* Task to complete *
Give the count of lines containing the string "Java", with no other output.

[Dataset entries]
•••••

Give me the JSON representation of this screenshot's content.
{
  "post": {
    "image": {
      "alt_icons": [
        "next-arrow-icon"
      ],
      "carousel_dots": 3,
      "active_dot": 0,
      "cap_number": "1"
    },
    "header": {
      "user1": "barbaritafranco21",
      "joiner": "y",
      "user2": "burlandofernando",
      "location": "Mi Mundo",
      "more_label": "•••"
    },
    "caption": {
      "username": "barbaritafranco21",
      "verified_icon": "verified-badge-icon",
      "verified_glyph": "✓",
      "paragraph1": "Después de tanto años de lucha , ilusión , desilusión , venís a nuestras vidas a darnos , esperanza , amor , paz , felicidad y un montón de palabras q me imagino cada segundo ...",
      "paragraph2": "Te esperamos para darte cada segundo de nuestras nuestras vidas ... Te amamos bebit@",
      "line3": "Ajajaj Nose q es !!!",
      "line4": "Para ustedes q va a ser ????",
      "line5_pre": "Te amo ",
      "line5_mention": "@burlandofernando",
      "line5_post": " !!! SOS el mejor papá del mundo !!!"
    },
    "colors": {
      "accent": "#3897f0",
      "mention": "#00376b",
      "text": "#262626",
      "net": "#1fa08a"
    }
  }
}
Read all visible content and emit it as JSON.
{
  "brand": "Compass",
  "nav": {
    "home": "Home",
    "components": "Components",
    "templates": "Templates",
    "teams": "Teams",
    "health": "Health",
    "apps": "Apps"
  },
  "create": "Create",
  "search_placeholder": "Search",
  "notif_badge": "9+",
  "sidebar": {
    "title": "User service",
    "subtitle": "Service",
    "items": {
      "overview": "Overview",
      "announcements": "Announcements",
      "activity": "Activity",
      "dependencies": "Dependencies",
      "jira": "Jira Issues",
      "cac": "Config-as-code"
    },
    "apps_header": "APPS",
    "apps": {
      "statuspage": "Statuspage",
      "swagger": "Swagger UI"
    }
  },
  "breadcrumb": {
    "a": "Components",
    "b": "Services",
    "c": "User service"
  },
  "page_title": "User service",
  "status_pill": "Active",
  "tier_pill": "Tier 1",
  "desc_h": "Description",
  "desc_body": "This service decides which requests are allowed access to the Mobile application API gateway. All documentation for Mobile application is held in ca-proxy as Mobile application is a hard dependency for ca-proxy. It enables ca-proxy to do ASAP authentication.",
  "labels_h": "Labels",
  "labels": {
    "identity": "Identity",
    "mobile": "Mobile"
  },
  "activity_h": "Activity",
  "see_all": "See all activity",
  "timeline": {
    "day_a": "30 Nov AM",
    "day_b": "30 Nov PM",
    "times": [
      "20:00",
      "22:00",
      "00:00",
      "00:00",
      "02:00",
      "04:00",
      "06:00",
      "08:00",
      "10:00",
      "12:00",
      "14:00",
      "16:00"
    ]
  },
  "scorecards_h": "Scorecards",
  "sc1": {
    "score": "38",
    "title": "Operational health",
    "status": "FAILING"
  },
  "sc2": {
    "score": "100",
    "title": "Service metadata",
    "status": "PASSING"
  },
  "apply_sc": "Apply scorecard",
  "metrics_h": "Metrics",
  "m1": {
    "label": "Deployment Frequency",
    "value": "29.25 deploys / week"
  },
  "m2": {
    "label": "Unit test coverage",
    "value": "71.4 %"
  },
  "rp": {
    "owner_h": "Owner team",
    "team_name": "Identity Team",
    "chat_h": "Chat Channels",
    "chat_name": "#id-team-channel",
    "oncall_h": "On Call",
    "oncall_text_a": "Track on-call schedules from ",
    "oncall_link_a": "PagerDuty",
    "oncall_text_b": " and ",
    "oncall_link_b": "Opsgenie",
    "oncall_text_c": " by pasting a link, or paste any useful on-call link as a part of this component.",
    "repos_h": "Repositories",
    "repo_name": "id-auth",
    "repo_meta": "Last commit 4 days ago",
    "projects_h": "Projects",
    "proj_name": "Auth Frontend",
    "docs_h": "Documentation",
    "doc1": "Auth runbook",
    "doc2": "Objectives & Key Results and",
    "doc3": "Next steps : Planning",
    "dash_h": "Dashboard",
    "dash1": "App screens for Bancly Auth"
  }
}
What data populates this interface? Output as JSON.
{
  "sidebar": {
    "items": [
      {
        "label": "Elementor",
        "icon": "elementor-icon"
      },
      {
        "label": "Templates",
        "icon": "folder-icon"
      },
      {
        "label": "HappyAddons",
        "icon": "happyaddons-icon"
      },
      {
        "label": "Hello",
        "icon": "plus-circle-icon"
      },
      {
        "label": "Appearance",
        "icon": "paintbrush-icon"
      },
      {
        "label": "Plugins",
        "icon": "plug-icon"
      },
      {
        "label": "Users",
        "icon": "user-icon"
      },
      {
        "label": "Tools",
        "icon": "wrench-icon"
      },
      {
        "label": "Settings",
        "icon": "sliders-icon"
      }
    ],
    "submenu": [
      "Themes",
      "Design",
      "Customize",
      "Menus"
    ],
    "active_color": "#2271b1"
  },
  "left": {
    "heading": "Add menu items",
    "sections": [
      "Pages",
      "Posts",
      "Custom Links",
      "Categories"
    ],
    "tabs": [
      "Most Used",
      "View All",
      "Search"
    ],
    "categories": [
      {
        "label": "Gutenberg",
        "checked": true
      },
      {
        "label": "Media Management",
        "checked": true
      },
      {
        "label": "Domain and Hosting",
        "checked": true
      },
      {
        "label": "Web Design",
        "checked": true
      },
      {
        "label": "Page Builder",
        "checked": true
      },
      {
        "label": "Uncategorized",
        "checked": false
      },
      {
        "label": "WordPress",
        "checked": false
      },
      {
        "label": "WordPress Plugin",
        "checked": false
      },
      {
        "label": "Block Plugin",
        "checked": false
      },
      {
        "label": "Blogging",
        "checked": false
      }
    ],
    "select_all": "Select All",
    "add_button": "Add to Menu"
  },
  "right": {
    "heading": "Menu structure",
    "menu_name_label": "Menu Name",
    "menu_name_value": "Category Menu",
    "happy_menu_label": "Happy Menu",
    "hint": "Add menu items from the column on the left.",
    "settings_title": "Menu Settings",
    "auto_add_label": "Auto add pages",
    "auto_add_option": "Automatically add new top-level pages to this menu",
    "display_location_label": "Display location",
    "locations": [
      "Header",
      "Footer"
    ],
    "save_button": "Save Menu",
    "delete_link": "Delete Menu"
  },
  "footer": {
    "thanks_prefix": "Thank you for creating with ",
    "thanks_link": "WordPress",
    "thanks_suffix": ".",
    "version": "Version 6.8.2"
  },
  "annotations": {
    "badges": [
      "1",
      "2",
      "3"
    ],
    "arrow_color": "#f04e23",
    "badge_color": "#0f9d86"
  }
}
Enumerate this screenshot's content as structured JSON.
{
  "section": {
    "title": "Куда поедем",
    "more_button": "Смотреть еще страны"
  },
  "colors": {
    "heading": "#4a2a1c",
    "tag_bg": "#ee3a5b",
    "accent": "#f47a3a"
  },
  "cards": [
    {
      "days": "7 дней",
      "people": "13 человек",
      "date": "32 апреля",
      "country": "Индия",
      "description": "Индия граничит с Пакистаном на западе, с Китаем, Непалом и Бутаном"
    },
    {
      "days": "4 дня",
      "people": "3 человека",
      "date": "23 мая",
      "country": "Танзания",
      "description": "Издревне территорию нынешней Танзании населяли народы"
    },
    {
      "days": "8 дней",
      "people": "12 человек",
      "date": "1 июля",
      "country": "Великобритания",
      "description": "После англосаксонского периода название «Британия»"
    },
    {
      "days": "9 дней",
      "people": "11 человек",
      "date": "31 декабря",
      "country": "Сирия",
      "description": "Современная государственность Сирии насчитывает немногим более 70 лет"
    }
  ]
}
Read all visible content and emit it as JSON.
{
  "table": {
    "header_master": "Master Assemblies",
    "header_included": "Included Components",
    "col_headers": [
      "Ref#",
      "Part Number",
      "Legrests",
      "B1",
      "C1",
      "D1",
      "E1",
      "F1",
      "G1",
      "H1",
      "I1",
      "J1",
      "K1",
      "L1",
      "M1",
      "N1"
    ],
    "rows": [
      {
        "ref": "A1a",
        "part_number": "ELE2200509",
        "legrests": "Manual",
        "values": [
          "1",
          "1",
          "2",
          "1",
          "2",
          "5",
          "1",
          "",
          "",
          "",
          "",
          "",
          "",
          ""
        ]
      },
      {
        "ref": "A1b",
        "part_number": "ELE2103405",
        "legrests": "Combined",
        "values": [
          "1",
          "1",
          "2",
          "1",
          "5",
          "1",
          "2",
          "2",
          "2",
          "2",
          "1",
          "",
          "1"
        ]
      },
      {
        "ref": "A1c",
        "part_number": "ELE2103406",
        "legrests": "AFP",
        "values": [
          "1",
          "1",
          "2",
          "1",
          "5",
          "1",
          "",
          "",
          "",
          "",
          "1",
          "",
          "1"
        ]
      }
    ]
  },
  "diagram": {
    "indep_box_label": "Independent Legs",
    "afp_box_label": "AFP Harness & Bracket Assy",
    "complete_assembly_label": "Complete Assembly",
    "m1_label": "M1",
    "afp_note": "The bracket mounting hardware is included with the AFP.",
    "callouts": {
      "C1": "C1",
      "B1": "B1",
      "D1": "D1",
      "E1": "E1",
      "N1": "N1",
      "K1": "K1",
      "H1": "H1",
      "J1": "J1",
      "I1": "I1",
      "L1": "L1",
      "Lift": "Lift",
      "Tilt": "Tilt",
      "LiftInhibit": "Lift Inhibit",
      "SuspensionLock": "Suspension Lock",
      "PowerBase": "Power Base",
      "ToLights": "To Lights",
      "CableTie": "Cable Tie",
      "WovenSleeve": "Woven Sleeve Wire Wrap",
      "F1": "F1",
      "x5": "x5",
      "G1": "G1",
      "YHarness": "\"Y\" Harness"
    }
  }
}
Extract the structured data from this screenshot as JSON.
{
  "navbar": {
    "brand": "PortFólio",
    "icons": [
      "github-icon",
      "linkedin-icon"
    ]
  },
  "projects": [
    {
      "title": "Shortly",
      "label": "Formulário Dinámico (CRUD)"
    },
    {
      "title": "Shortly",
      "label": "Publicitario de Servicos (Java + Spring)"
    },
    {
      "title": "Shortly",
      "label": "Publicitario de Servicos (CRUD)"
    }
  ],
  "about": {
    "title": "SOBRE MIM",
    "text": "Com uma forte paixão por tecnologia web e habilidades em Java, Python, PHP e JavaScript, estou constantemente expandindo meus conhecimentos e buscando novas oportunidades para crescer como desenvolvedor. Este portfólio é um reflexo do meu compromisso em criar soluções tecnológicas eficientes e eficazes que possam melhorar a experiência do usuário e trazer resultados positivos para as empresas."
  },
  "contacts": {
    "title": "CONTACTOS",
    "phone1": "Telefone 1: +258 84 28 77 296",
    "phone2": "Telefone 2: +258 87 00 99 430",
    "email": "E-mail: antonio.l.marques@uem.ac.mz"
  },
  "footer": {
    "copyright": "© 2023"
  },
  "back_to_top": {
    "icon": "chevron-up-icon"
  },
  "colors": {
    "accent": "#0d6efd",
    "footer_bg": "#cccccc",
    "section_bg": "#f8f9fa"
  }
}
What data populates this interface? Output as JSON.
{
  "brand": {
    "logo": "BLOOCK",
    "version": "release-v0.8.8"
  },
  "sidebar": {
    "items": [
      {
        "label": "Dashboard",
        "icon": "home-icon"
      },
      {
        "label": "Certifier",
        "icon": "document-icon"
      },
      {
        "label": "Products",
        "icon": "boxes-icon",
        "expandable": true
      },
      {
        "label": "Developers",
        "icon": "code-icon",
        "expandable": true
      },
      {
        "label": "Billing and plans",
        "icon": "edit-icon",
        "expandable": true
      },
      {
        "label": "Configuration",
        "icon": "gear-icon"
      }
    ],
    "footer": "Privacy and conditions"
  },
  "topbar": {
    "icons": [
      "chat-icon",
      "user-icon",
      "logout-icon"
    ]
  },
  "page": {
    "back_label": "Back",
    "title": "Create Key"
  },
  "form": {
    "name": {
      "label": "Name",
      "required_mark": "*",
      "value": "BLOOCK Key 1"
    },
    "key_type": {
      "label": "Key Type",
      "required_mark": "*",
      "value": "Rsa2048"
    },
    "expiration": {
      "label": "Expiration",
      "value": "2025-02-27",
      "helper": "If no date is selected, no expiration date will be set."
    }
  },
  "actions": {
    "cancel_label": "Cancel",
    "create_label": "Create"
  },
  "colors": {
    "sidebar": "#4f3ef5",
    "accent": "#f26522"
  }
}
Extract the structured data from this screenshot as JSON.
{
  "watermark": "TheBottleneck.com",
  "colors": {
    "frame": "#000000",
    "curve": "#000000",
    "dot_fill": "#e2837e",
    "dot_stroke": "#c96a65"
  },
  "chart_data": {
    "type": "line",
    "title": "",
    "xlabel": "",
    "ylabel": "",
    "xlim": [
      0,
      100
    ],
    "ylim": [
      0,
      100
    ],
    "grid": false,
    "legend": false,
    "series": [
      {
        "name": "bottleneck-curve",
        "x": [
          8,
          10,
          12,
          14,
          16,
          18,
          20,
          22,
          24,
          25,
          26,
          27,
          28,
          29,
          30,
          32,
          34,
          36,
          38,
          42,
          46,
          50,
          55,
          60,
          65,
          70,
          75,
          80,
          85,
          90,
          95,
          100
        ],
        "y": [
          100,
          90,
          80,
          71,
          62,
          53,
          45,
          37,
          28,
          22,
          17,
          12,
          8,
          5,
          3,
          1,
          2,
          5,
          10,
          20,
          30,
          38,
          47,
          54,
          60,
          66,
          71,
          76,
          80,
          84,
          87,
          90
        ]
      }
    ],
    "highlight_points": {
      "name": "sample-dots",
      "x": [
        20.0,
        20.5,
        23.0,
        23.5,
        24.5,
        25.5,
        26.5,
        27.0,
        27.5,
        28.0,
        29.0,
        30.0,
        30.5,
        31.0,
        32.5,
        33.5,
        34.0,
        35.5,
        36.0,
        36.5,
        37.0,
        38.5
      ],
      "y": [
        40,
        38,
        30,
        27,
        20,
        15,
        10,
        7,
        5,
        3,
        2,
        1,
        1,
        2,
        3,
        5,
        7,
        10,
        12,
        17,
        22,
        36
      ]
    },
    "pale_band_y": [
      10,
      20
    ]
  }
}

•••••

* Solution to the exercise *
2